Task material.

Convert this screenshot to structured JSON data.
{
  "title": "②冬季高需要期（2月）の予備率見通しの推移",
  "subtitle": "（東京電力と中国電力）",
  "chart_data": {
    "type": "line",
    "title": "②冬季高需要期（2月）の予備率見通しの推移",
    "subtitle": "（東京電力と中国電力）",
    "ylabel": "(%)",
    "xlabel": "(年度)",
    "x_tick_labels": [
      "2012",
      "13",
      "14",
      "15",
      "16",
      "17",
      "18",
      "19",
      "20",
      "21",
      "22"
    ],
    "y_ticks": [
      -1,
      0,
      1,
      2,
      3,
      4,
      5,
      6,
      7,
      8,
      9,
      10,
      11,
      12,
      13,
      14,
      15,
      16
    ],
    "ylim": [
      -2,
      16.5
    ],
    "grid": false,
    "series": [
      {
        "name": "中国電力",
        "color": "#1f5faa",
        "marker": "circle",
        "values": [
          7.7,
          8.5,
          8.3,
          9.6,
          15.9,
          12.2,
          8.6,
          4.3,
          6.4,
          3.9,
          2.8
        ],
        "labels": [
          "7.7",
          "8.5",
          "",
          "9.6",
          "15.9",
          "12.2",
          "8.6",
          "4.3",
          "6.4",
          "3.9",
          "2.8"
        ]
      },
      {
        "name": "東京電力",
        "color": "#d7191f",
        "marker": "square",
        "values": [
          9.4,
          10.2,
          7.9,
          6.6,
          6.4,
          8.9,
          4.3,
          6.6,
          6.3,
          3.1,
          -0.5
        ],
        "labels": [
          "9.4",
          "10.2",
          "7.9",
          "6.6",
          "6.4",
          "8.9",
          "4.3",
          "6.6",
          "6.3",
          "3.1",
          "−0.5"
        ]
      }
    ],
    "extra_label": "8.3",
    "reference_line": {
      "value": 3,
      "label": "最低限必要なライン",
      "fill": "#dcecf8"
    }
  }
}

Task directions.
Where a line in the material above holds "の予備率見通しの推移", copy that line.

Solution.
  "title": "②冬季高需要期（2月）の予備率見通しの推移",
    "title": "②冬季高需要期（2月）の予備率見通しの推移",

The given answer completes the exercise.